**Given problem:** Identify each line holding the string "показателей" and copy it.

[Collected data]
--- begin ---
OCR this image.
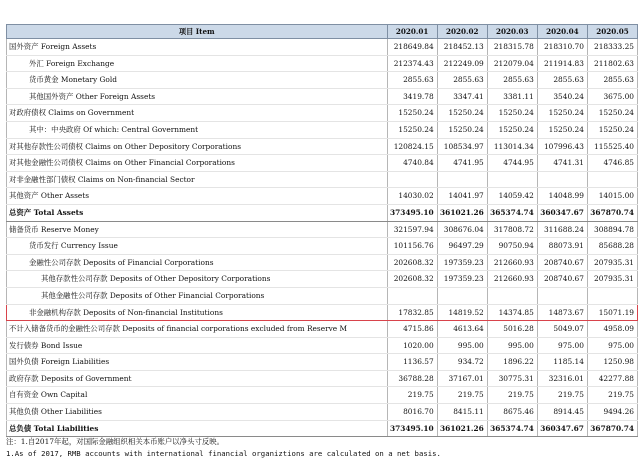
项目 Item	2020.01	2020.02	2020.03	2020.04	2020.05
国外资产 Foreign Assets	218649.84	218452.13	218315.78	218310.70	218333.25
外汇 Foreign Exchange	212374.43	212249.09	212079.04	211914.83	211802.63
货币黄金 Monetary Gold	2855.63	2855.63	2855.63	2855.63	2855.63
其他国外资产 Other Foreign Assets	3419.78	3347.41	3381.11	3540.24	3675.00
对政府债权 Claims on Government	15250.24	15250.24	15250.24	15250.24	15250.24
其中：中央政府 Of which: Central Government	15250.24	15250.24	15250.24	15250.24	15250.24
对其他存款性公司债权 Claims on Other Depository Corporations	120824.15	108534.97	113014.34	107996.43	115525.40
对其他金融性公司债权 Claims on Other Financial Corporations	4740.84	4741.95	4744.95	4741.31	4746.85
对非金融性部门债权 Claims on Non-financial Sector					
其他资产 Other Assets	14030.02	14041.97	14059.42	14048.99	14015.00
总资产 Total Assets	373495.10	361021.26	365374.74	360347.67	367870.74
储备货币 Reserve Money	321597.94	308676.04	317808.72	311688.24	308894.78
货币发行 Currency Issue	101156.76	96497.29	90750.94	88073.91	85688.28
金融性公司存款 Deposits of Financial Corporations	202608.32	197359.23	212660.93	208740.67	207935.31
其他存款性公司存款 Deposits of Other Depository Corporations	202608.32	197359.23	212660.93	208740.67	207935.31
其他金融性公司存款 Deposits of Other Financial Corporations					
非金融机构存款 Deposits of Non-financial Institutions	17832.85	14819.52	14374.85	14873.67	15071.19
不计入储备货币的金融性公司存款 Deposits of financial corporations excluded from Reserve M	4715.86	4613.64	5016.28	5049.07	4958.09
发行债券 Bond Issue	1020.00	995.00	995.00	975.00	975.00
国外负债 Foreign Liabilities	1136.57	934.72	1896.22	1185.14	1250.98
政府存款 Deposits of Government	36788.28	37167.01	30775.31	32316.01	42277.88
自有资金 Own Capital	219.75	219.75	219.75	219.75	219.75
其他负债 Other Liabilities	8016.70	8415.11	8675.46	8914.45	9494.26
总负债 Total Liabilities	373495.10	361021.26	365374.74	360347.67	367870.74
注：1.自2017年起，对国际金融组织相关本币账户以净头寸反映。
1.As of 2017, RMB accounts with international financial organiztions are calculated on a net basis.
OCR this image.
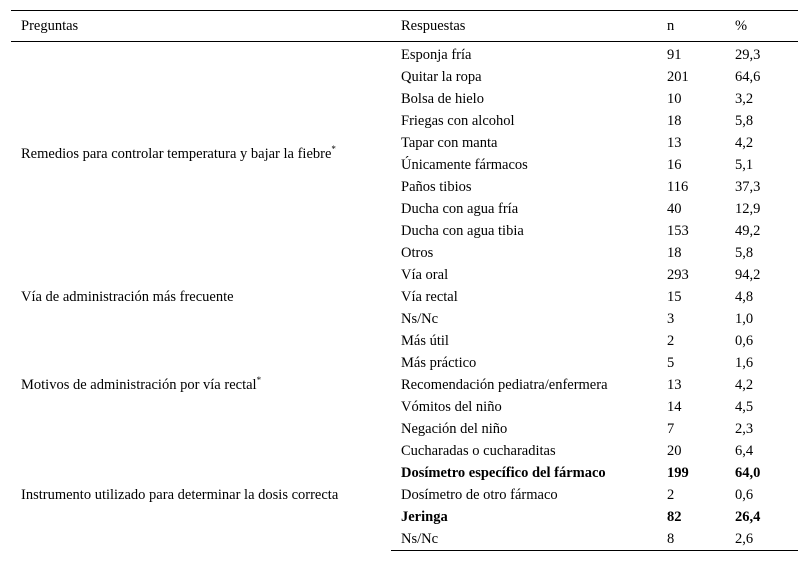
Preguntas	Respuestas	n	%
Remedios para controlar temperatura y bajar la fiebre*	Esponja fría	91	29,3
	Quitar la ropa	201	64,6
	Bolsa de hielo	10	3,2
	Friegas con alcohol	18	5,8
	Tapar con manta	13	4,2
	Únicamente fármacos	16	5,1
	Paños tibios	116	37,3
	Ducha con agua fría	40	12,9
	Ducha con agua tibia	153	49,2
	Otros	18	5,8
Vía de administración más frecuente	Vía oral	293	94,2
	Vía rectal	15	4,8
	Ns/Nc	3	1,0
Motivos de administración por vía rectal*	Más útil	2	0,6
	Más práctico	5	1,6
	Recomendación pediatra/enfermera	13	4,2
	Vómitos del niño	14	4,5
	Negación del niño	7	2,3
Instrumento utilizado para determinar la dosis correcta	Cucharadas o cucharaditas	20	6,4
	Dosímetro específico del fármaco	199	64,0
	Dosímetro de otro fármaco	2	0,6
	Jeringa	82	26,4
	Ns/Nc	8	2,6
--- end ---
--- begin ---
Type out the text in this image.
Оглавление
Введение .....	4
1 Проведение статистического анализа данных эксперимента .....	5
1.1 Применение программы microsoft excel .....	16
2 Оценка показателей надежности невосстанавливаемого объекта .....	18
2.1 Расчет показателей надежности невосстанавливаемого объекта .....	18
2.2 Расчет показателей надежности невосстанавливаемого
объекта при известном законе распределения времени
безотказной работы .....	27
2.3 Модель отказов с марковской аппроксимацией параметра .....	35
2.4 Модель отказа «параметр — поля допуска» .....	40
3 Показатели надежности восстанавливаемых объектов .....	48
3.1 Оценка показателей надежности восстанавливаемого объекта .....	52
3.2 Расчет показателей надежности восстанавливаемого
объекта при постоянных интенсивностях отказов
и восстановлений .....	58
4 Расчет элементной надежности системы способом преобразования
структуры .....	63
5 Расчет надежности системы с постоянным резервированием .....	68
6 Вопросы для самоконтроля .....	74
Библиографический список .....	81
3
--- end ---
**Response to the exercise:**
2 Оценка показателей надежности невосстанавливаемого объекта .....	18
2.1 Расчет показателей надежности невосстанавливаемого объекта .....	18
2.2 Расчет показателей надежности невосстанавливаемого
3.1 Оценка показателей надежности восстанавливаемого объекта .....	52
3.2 Расчет показателей надежности восстанавливаемого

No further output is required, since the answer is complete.